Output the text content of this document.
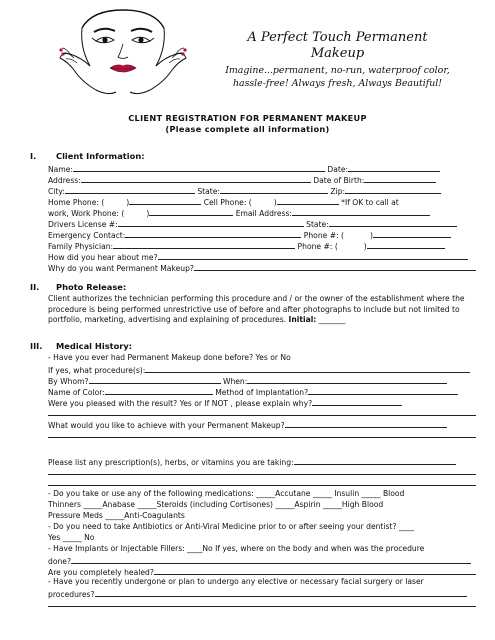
A Perfect Touch Permanent
Makeup
Imagine...permanent, no-run, waterproof color,
hassle-free! Always fresh, Always Beautiful!
CLIENT REGISTRATION FOR PERMANENT MAKEUP
(Please complete all information)
I. Client Information:
Name:	Date:
Address:	Date of Birth:
City:	State:	Zip:
Home Phone: (	)	Cell Phone: (	)	*If OK to call at
work, Work Phone: (	)	Email Address:
Drivers License #:	State:
Emergency Contact:	Phone #: (	)
Family Physician:	Phone #: (	)
How did you hear about me?
Why do you want Permanent Makeup?
II. Photo Release:
Client authorizes the technician performing this procedure and / or the owner of the establishment where the procedure is being performed unrestrictive use of before and after photographs to include but not limited to portfolio, marketing, advertising and explaining of procedures. Initial: _______
III. Medical History:
- Have you ever had Permanent Makeup done before? Yes or No
If yes, what procedure(s):
By Whom?	When:
Name of Color:	Method of Implantation?
Were you pleased with the result? Yes or If NOT , please explain why?
What would you like to achieve with your Permanent Makeup?
Please list any prescription(s), herbs, or vitamins you are taking:
- Do you take or use any of the following medications: _____Accutane _____ Insulin _____ Blood
Thinners _____Anabase _____Steroids (including Cortisones) _____Aspirin _____High Blood
Pressure Meds _____Anti-Coagulants
- Do you need to take Antibiotics or Anti-Viral Medicine prior to or after seeing your dentist? ____
Yes _____ No
- Have Implants or Injectable Fillers: ____No If yes, where on the body and when was the procedure
done?
Are you completely healed?
- Have you recently undergone or plan to undergo any elective or necessary facial surgery or laser
procedures?
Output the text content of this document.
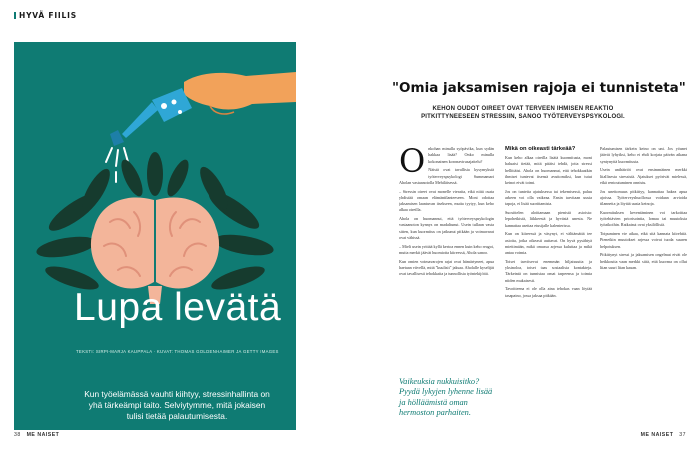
HYVÄ FIILIS
Lupa levätä
TEKSTI: SIRPI-MARJA KAUPPALA · KUVAT: THOMAS GOLDENHAIMER JA GETTY IMAGES
Kun työelämässä vauhti kiihtyy, stressinhallinta on yhä tärkeämpi taito. Selviytymme, mitä jokaisen tulisi tietää palautumisesta.
38 ME NAISET
"Omia jaksamisen rajoja ei tunnisteta"
KEHON OUDOT OIREET OVAT TERVEEN IHMISEN REAKTIO PITKITTYNEESEEN STRESSIIN, SANOO TYÖTERVEYSPSYKOLOGI.
O nkohan minulla syöpävika, kun sydän hakkaa lisää? Onko minulla kokonainen koronavirusajattelu?

Näistä ovat tavallisia kysymyksiä työterveyspsykologi Summamari Aholan vastaanotolla Mehiläisessä.

– Stressin oireet ovat monelle vieraita, eikä niitä osata yhdistää omaan elämäntilanteeseen. Moni odottaa jaksamisen laantuvan itsekseen, mutta tyytyy, kun keho alkaa oireilla.

Ahola on huomannut, että työterveyspsykologin vastaanoton kynnys on madaltunut. Usein tullaan vasta sitten, kun kuormitus on jatkunut pitkään ja voimavarat ovat vähissä.

– Mieli usein yrittää kyllä kertoa ennen kuin keho reagoi, mutta merkit jäävät huomiotta kiireessä, Ahola sanoo.

Kun omien voimavarojen rajat ovat hämärtyneet, apua haetaan viivellä, mitä "kuulisit" jaksaa. Aholalle kyselijät ovat tavallisesti tehokkaita ja tunnollisia työntekijöitä.

Vaikeuksia nukkuisitko? Pyydä lykyjen lyhenne lisää ja hölläämistä oman hermoston parhaiten.
Mikä on oikeasti tärkeää?

Kun keho alkaa oireilla lisätä kuormitusta, moni haluaisi tietää, mitä pitäisi tehdä, jotta stressi hellittäisi. Ahola on huomannut, että tehokkaatkin ihmiset tuntevat itsensä avuttomiksi, kun tutut keinot eivät toimi.

Jos on tunteita ajatuksessa tai tekemisessä, paluu arkeen voi olla vaikeaa. Ensin tarvitaan uusia tapoja, ei lisää suorittamista.

Suosittelen aloittamaan pienistä asioista: lepohetkistä, liikkeestä ja hyvästä unesta. Ne kannattaa asettaa etusijalle kalenterissa.

Kun on kiireessä ja väsynyt, ei välttämättä tee asioita, jotka oikeasti auttavat. On hyvä pysähtyä miettimään, mikä omassa arjessa kuluttaa ja mikä antaa voimia.

Toiset tarvitsevat enemmän hiljaisuutta ja yksinoloa, toiset taas sosiaalisia kontakteja. Tärkeintä on tunnistaa omat tarpeensa ja toimia niiden mukaisesti.

Tavoitteena ei ole olla aina tehokas vaan löytää tasapaino, jossa jaksaa pitkään.

Palautumisen tärkein keino on uni. Jos yöunet jäävät lyhyiksi, keho ei ehdi korjata päivän aikana syntynyttä kuormitusta.

Usein unihäiriöt ovat ensimmäinen merkki liiallisesta stressistä. Ajatukset pyörivät mielessä, eikä rentoutuminen onnistu.

Jos unettomuus pitkittyy, kannattaa hakea apua ajoissa. Työterveyshuollossa voidaan arvioida tilannetta ja löytää uusia keinoja.

Kuormituksen keventäminen voi tarkoittaa työtehtävien priorisointia, lomaa tai muutoksia työaikoihin. Ratkaisut ovat yksilöllisiä.

Toipuminen vie aikaa, eikä sitä kannata kiirehtiä. Pienetkin muutokset arjessa voivat tuoda suuren helpotuksen.

Pitkittynyt stressi ja jaksamisen ongelmat eivät ole heikkoutta vaan merkki siitä, että kuorma on ollut liian suuri liian kauan.

ME NAISET 37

===============

# EXERCISE DESCRIPTION:
Your copy should match the entries above exactly and contain no pictures.

# ANSWER TO THE EXERCISE:
Output the text content of this document.
A Perfect Touch Permanent
Makeup
Imagine...permanent, no-run, waterproof color,
hassle-free! Always fresh, Always Beautiful!
CLIENT REGISTRATION FOR PERMANENT MAKEUP
(Please complete all information)
I. Client Information:
Name:	Date:
Address:	Date of Birth:
City:	State:	Zip:
Home Phone: (	)	Cell Phone: (	)	*If OK to call at
work, Work Phone: (	)	Email Address:
Drivers License #:	State:
Emergency Contact:	Phone #: (	)
Family Physician:	Phone #: (	)
How did you hear about me?
Why do you want Permanent Makeup?
II. Photo Release:
Client authorizes the technician performing this procedure and / or the owner of the establishment where the procedure is being performed unrestrictive use of before and after photographs to include but not limited to portfolio, marketing, advertising and explaining of procedures. Initial: _______
III. Medical History:
- Have you ever had Permanent Makeup done before? Yes or No
If yes, what procedure(s):
By Whom?	When:
Name of Color:	Method of Implantation?
Were you pleased with the result? Yes or If NOT , please explain why?
What would you like to achieve with your Permanent Makeup?
Please list any prescription(s), herbs, or vitamins you are taking:
- Do you take or use any of the following medications: _____Accutane _____ Insulin _____ Blood
Thinners _____Anabase _____Steroids (including Cortisones) _____Aspirin _____High Blood
Pressure Meds _____Anti-Coagulants
- Do you need to take Antibiotics or Anti-Viral Medicine prior to or after seeing your dentist? ____
Yes _____ No
- Have Implants or Injectable Fillers: ____No If yes, where on the body and when was the procedure
done?
Are you completely healed?
- Have you recently undergone or plan to undergo any elective or necessary facial surgery or laser
procedures?
Output the text content of this document.
HYVÄ FIILIS
Lupa levätä
TEKSTI: SIRPI-MARJA KAUPPALA · KUVAT: THOMAS GOLDENHAIMER JA GETTY IMAGES
Kun työelämässä vauhti kiihtyy, stressinhallinta on yhä tärkeämpi taito. Selviytymme, mitä jokaisen tulisi tietää palautumisesta.
38 ME NAISET
"Omia jaksamisen rajoja ei tunnisteta"
KEHON OUDOT OIREET OVAT TERVEEN IHMISEN REAKTIO PITKITTYNEESEEN STRESSIIN, SANOO TYÖTERVEYSPSYKOLOGI.
O nkohan minulla syöpävika, kun sydän hakkaa lisää? Onko minulla kokonainen koronavirusajattelu?

Näistä ovat tavallisia kysymyksiä työterveyspsykologi Summamari Aholan vastaanotolla Mehiläisessä.

– Stressin oireet ovat monelle vieraita, eikä niitä osata yhdistää omaan elämäntilanteeseen. Moni odottaa jaksamisen laantuvan itsekseen, mutta tyytyy, kun keho alkaa oireilla.

Ahola on huomannut, että työterveyspsykologin vastaanoton kynnys on madaltunut. Usein tullaan vasta sitten, kun kuormitus on jatkunut pitkään ja voimavarat ovat vähissä.

– Mieli usein yrittää kyllä kertoa ennen kuin keho reagoi, mutta merkit jäävät huomiotta kiireessä, Ahola sanoo.

Kun omien voimavarojen rajat ovat hämärtyneet, apua haetaan viivellä, mitä "kuulisit" jaksaa. Aholalle kyselijät ovat tavallisesti tehokkaita ja tunnollisia työntekijöitä.

Vaikeuksia nukkuisitko? Pyydä lykyjen lyhenne lisää ja hölläämistä oman hermoston parhaiten.
Mikä on oikeasti tärkeää?

Kun keho alkaa oireilla lisätä kuormitusta, moni haluaisi tietää, mitä pitäisi tehdä, jotta stressi hellittäisi. Ahola on huomannut, että tehokkaatkin ihmiset tuntevat itsensä avuttomiksi, kun tutut keinot eivät toimi.

Jos on tunteita ajatuksessa tai tekemisessä, paluu arkeen voi olla vaikeaa. Ensin tarvitaan uusia tapoja, ei lisää suorittamista.

Suosittelen aloittamaan pienistä asioista: lepohetkistä, liikkeestä ja hyvästä unesta. Ne kannattaa asettaa etusijalle kalenterissa.

Kun on kiireessä ja väsynyt, ei välttämättä tee asioita, jotka oikeasti auttavat. On hyvä pysähtyä miettimään, mikä omassa arjessa kuluttaa ja mikä antaa voimia.

Toiset tarvitsevat enemmän hiljaisuutta ja yksinoloa, toiset taas sosiaalisia kontakteja. Tärkeintä on tunnistaa omat tarpeensa ja toimia niiden mukaisesti.

Tavoitteena ei ole olla aina tehokas vaan löytää tasapaino, jossa jaksaa pitkään.

Palautumisen tärkein keino on uni. Jos yöunet jäävät lyhyiksi, keho ei ehdi korjata päivän aikana syntynyttä kuormitusta.

Usein unihäiriöt ovat ensimmäinen merkki liiallisesta stressistä. Ajatukset pyörivät mielessä, eikä rentoutuminen onnistu.

Jos unettomuus pitkittyy, kannattaa hakea apua ajoissa. Työterveyshuollossa voidaan arvioida tilannetta ja löytää uusia keinoja.

Kuormituksen keventäminen voi tarkoittaa työtehtävien priorisointia, lomaa tai muutoksia työaikoihin. Ratkaisut ovat yksilöllisiä.

Toipuminen vie aikaa, eikä sitä kannata kiirehtiä. Pienetkin muutokset arjessa voivat tuoda suuren helpotuksen.

Pitkittynyt stressi ja jaksamisen ongelmat eivät ole heikkoutta vaan merkki siitä, että kuorma on ollut liian suuri liian kauan.

ME NAISET 37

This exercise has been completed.